Dataset items:
»»
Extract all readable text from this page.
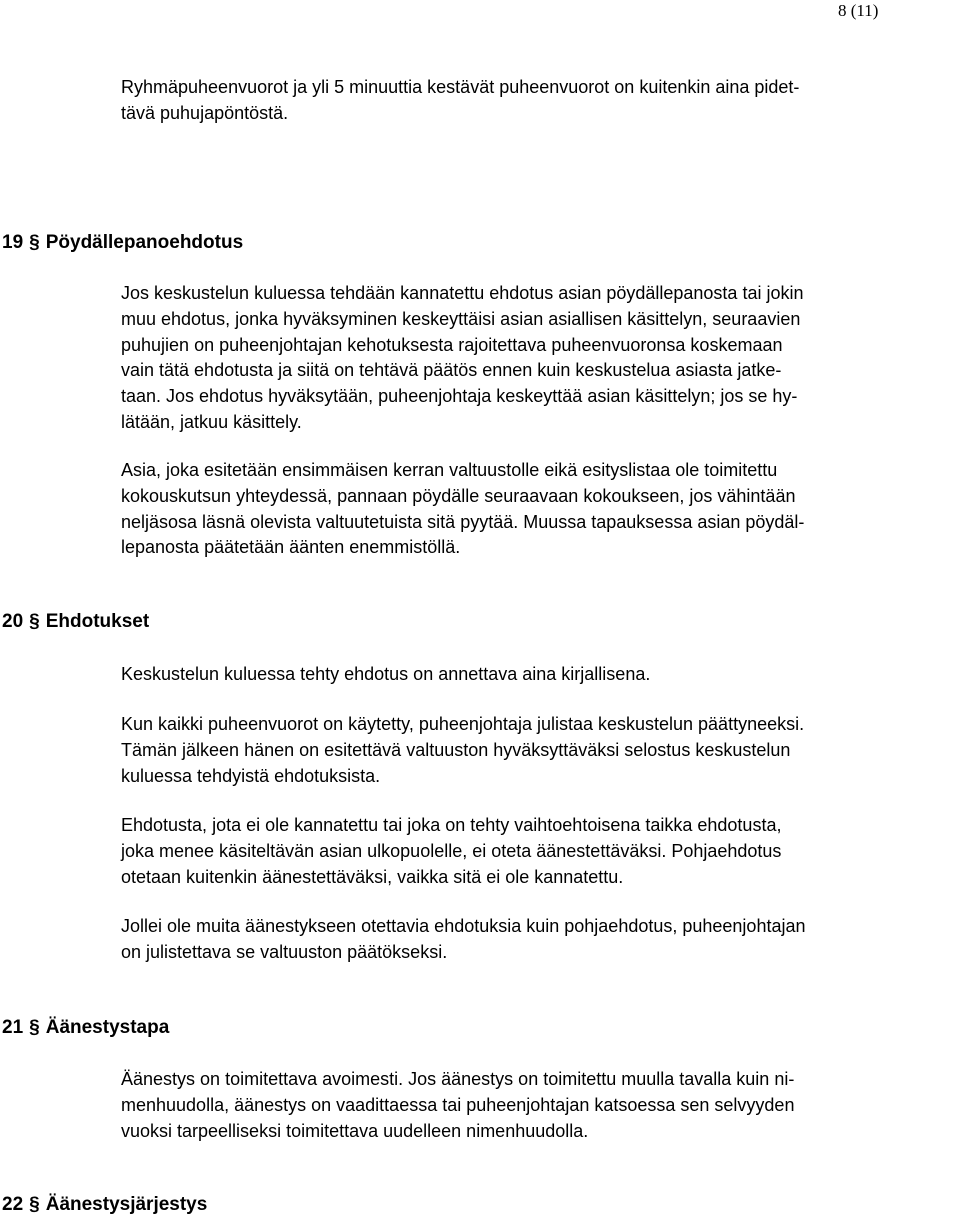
8 (11)

Ryhmäpuheenvuorot ja yli 5 minuuttia kestävät puheenvuorot on kuitenkin aina pidet-
tävä puhujapöntöstä.

19 § Pöydällepanoehdotus

Jos keskustelun kuluessa tehdään kannatettu ehdotus asian pöydällepanosta tai jokin
muu ehdotus, jonka hyväksyminen keskeyttäisi asian asiallisen käsittelyn, seuraavien
puhujien on puheenjohtajan kehotuksesta rajoitettava puheenvuoronsa koskemaan
vain tätä ehdotusta ja siitä on tehtävä päätös ennen kuin keskustelua asiasta jatke-
taan. Jos ehdotus hyväksytään, puheenjohtaja keskeyttää asian käsittelyn; jos se hy-
lätään, jatkuu käsittely.

Asia, joka esitetään ensimmäisen kerran valtuustolle eikä esityslistaa ole toimitettu
kokouskutsun yhteydessä, pannaan pöydälle seuraavaan kokoukseen, jos vähintään
neljäsosa läsnä olevista valtuutetuista sitä pyytää. Muussa tapauksessa asian pöydäl-
lepanosta päätetään äänten enemmistöllä.

20 § Ehdotukset

Keskustelun kuluessa tehty ehdotus on annettava aina kirjallisena.

Kun kaikki puheenvuorot on käytetty, puheenjohtaja julistaa keskustelun päättyneeksi.
Tämän jälkeen hänen on esitettävä valtuuston hyväksyttäväksi selostus keskustelun
kuluessa tehdyistä ehdotuksista.

Ehdotusta, jota ei ole kannatettu tai joka on tehty vaihtoehtoisena taikka ehdotusta,
joka menee käsiteltävän asian ulkopuolelle, ei oteta äänestettäväksi. Pohjaehdotus
otetaan kuitenkin äänestettäväksi, vaikka sitä ei ole kannatettu.

Jollei ole muita äänestykseen otettavia ehdotuksia kuin pohjaehdotus, puheenjohtajan
on julistettava se valtuuston päätökseksi.

21 § Äänestystapa

Äänestys on toimitettava avoimesti. Jos äänestys on toimitettu muulla tavalla kuin ni-
menhuudolla, äänestys on vaadittaessa tai puheenjohtajan katsoessa sen selvyyden
vuoksi tarpeelliseksi toimitettava uudelleen nimenhuudolla.

22 § Äänestysjärjestys
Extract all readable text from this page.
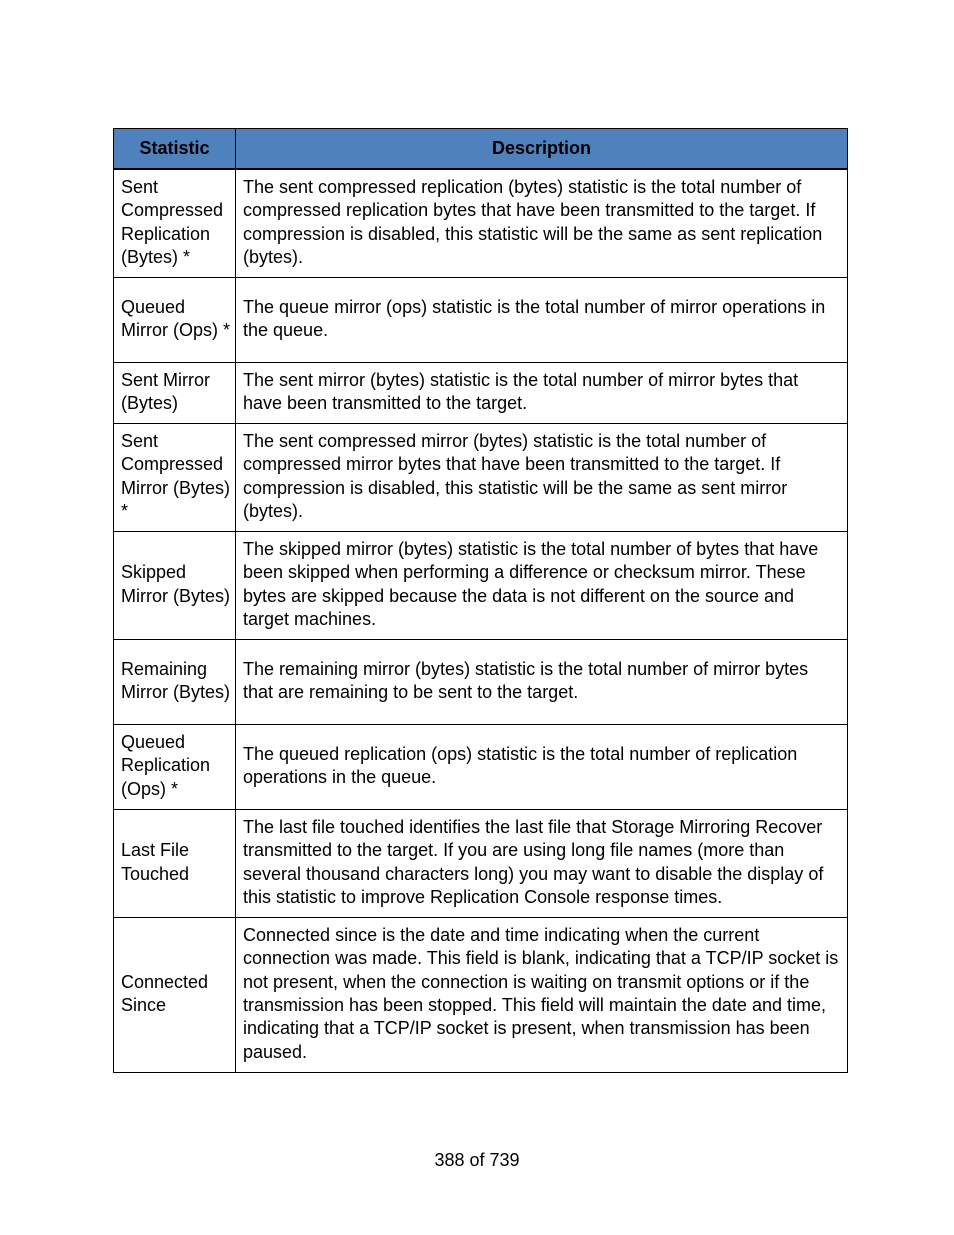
Statistic	Description
Sent Compressed Replication (Bytes) *	The sent compressed replication (bytes) statistic is the total number of compressed replication bytes that have been transmitted to the target. If compression is disabled, this statistic will be the same as sent replication (bytes).
Queued Mirror (Ops) *	The queue mirror (ops) statistic is the total number of mirror operations in the queue.
Sent Mirror (Bytes)	The sent mirror (bytes) statistic is the total number of mirror bytes that have been transmitted to the target.
Sent Compressed Mirror (Bytes) *	The sent compressed mirror (bytes) statistic is the total number of compressed mirror bytes that have been transmitted to the target. If compression is disabled, this statistic will be the same as sent mirror (bytes).
Skipped Mirror (Bytes)	The skipped mirror (bytes) statistic is the total number of bytes that have been skipped when performing a difference or checksum mirror. These bytes are skipped because the data is not different on the source and target machines.
Remaining Mirror (Bytes)	The remaining mirror (bytes) statistic is the total number of mirror bytes that are remaining to be sent to the target.
Queued Replication (Ops) *	The queued replication (ops) statistic is the total number of replication operations in the queue.
Last File Touched	The last file touched identifies the last file that Storage Mirroring Recover transmitted to the target. If you are using long file names (more than several thousand characters long) you may want to disable the display of this statistic to improve Replication Console response times.
Connected Since	Connected since is the date and time indicating when the current connection was made. This field is blank, indicating that a TCP/IP socket is not present, when the connection is waiting on transmit options or if the transmission has been stopped. This field will maintain the date and time, indicating that a TCP/IP socket is present, when transmission has been paused.
388 of 739
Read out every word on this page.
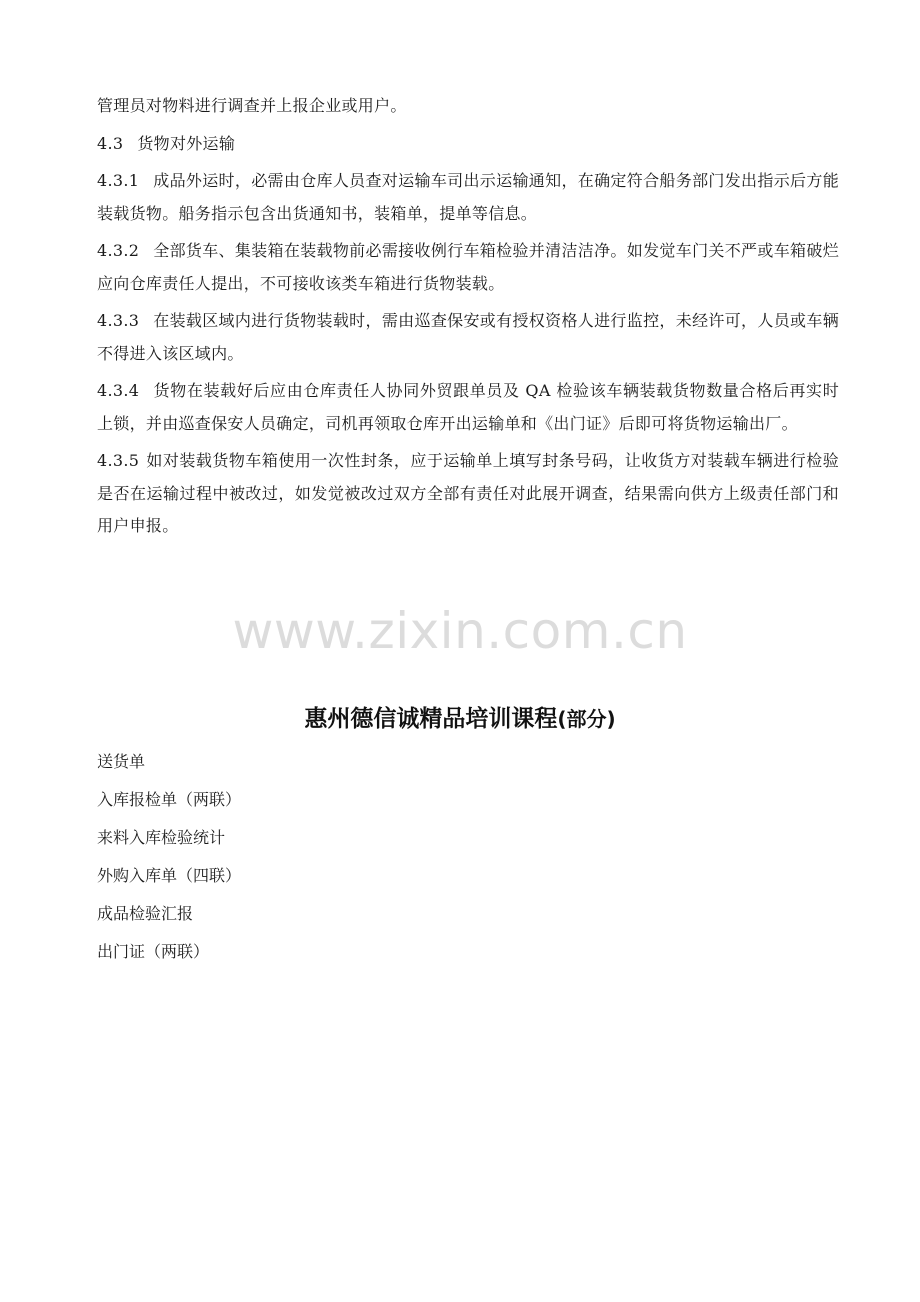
管理员对物料进行调查并上报企业或用户。

4.3 货物对外运输

4.3.1 成品外运时，必需由仓库人员查对运输车司出示运输通知，在确定符合船务部门发出指示后方能装载货物。船务指示包含出货通知书，装箱单，提单等信息。

4.3.2 全部货车、集装箱在装载物前必需接收例行车箱检验并清洁洁净。如发觉车门关不严或车箱破烂应向仓库责任人提出，不可接收该类车箱进行货物装载。

4.3.3 在装载区域内进行货物装载时，需由巡查保安或有授权资格人进行监控，未经许可，人员或车辆不得进入该区域内。

4.3.4 货物在装载好后应由仓库责任人协同外贸跟单员及 QA 检验该车辆装载货物数量合格后再实时上锁，并由巡查保安人员确定，司机再领取仓库开出运输单和《出门证》后即可将货物运输出厂。

4.3.5 如对装载货物车箱使用一次性封条，应于运输单上填写封条号码，让收货方对装载车辆进行检验是否在运输过程中被改过，如发觉被改过双方全部有责任对此展开调查，结果需向供方上级责任部门和用户申报。

www.zixin.com.cn
惠州德信诚精品培训课程(部分)
送货单
入库报检单（两联）
来料入库检验统计
外购入库单（四联）
成品检验汇报
出门证（两联）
««
**Task prompt:** Restate each of the entries above word for word and skip every image.

**Complete output:**
Extract all readable text from this page.
8 (11)

Ryhmäpuheenvuorot ja yli 5 minuuttia kestävät puheenvuorot on kuitenkin aina pidet-
tävä puhujapöntöstä.

19 § Pöydällepanoehdotus

Jos keskustelun kuluessa tehdään kannatettu ehdotus asian pöydällepanosta tai jokin
muu ehdotus, jonka hyväksyminen keskeyttäisi asian asiallisen käsittelyn, seuraavien
puhujien on puheenjohtajan kehotuksesta rajoitettava puheenvuoronsa koskemaan
vain tätä ehdotusta ja siitä on tehtävä päätös ennen kuin keskustelua asiasta jatke-
taan. Jos ehdotus hyväksytään, puheenjohtaja keskeyttää asian käsittelyn; jos se hy-
lätään, jatkuu käsittely.

Asia, joka esitetään ensimmäisen kerran valtuustolle eikä esityslistaa ole toimitettu
kokouskutsun yhteydessä, pannaan pöydälle seuraavaan kokoukseen, jos vähintään
neljäsosa läsnä olevista valtuutetuista sitä pyytää. Muussa tapauksessa asian pöydäl-
lepanosta päätetään äänten enemmistöllä.

20 § Ehdotukset

Keskustelun kuluessa tehty ehdotus on annettava aina kirjallisena.

Kun kaikki puheenvuorot on käytetty, puheenjohtaja julistaa keskustelun päättyneeksi.
Tämän jälkeen hänen on esitettävä valtuuston hyväksyttäväksi selostus keskustelun
kuluessa tehdyistä ehdotuksista.

Ehdotusta, jota ei ole kannatettu tai joka on tehty vaihtoehtoisena taikka ehdotusta,
joka menee käsiteltävän asian ulkopuolelle, ei oteta äänestettäväksi. Pohjaehdotus
otetaan kuitenkin äänestettäväksi, vaikka sitä ei ole kannatettu.

Jollei ole muita äänestykseen otettavia ehdotuksia kuin pohjaehdotus, puheenjohtajan
on julistettava se valtuuston päätökseksi.

21 § Äänestystapa

Äänestys on toimitettava avoimesti. Jos äänestys on toimitettu muulla tavalla kuin ni-
menhuudolla, äänestys on vaadittaessa tai puheenjohtajan katsoessa sen selvyyden
vuoksi tarpeelliseksi toimitettava uudelleen nimenhuudolla.

22 § Äänestysjärjestys
Extract all readable text from this page.
Statistic	Description
Sent Compressed Replication (Bytes) *	The sent compressed replication (bytes) statistic is the total number of compressed replication bytes that have been transmitted to the target. If compression is disabled, this statistic will be the same as sent replication (bytes).
Queued Mirror (Ops) *	The queue mirror (ops) statistic is the total number of mirror operations in the queue.
Sent Mirror (Bytes)	The sent mirror (bytes) statistic is the total number of mirror bytes that have been transmitted to the target.
Sent Compressed Mirror (Bytes) *	The sent compressed mirror (bytes) statistic is the total number of compressed mirror bytes that have been transmitted to the target. If compression is disabled, this statistic will be the same as sent mirror (bytes).
Skipped Mirror (Bytes)	The skipped mirror (bytes) statistic is the total number of bytes that have been skipped when performing a difference or checksum mirror. These bytes are skipped because the data is not different on the source and target machines.
Remaining Mirror (Bytes)	The remaining mirror (bytes) statistic is the total number of mirror bytes that are remaining to be sent to the target.
Queued Replication (Ops) *	The queued replication (ops) statistic is the total number of replication operations in the queue.
Last File Touched	The last file touched identifies the last file that Storage Mirroring Recover transmitted to the target. If you are using long file names (more than several thousand characters long) you may want to disable the display of this statistic to improve Replication Console response times.
Connected Since	Connected since is the date and time indicating when the current connection was made. This field is blank, indicating that a TCP/IP socket is not present, when the connection is waiting on transmit options or if the transmission has been stopped. This field will maintain the date and time, indicating that a TCP/IP socket is present, when transmission has been paused.
388 of 739
Read out every word on this page.
管理员对物料进行调查并上报企业或用户。

4.3 货物对外运输

4.3.1 成品外运时，必需由仓库人员查对运输车司出示运输通知，在确定符合船务部门发出指示后方能装载货物。船务指示包含出货通知书，装箱单，提单等信息。

4.3.2 全部货车、集装箱在装载物前必需接收例行车箱检验并清洁洁净。如发觉车门关不严或车箱破烂应向仓库责任人提出，不可接收该类车箱进行货物装载。

4.3.3 在装载区域内进行货物装载时，需由巡查保安或有授权资格人进行监控，未经许可，人员或车辆不得进入该区域内。

4.3.4 货物在装载好后应由仓库责任人协同外贸跟单员及 QA 检验该车辆装载货物数量合格后再实时上锁，并由巡查保安人员确定，司机再领取仓库开出运输单和《出门证》后即可将货物运输出厂。

4.3.5 如对装载货物车箱使用一次性封条，应于运输单上填写封条号码，让收货方对装载车辆进行检验是否在运输过程中被改过，如发觉被改过双方全部有责任对此展开调查，结果需向供方上级责任部门和用户申报。

www.zixin.com.cn
惠州德信诚精品培训课程(部分)
送货单
入库报检单（两联）
来料入库检验统计
外购入库单（四联）
成品检验汇报
出门证（两联）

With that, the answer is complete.